To be done>
Scan the data below. Pull out each line where "MainScene" occurs.
----- Input for this task -----
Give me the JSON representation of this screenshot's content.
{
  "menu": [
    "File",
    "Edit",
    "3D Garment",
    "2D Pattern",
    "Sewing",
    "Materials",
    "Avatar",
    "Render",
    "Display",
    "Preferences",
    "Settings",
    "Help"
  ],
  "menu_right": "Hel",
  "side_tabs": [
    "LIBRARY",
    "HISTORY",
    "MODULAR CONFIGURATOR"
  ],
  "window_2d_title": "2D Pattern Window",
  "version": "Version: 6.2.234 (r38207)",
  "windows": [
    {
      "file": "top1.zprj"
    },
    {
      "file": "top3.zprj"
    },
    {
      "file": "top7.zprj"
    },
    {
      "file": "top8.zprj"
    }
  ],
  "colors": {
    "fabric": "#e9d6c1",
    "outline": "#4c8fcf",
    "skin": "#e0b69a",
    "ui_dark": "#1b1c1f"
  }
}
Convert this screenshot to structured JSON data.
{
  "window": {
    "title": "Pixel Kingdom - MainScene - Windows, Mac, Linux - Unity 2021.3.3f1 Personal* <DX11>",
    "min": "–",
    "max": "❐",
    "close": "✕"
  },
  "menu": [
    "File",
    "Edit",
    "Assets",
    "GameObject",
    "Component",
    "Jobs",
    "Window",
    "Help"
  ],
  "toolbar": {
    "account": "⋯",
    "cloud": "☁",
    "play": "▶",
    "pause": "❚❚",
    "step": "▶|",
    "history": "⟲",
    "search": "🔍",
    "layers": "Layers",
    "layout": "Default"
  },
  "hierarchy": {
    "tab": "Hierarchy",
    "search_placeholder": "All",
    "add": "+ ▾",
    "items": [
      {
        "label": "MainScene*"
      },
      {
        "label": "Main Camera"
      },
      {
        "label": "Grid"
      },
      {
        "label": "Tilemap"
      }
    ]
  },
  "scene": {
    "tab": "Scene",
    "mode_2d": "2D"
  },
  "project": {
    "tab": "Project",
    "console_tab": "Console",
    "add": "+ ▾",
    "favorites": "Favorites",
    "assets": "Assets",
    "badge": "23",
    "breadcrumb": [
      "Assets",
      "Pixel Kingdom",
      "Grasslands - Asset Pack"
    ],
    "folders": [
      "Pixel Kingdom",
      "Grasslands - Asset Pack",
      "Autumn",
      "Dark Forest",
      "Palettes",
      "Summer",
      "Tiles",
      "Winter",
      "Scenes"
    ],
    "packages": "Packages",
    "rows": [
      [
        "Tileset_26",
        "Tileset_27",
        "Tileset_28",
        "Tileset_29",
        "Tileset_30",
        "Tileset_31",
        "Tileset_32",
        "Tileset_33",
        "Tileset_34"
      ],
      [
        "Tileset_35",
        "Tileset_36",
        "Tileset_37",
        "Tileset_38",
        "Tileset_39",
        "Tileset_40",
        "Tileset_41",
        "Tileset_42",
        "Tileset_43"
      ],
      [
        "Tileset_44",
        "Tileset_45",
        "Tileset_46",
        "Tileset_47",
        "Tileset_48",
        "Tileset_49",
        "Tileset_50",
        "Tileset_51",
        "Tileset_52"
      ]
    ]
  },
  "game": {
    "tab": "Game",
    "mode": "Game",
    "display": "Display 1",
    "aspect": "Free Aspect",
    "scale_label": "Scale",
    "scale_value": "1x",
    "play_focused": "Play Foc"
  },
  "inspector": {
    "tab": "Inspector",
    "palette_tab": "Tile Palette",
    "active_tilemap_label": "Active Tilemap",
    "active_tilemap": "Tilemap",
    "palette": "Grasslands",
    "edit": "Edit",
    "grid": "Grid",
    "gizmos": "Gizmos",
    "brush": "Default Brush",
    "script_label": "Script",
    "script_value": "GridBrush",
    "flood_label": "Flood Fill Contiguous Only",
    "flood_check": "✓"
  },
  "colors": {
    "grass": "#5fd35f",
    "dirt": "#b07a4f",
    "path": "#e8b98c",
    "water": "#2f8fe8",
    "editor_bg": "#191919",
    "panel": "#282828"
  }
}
-----
Solved problem>
    "title": "Pixel Kingdom - MainScene - Windows, Mac, Linux - Unity 2021.3.3f1 Personal* <DX11>",
        "label": "MainScene*"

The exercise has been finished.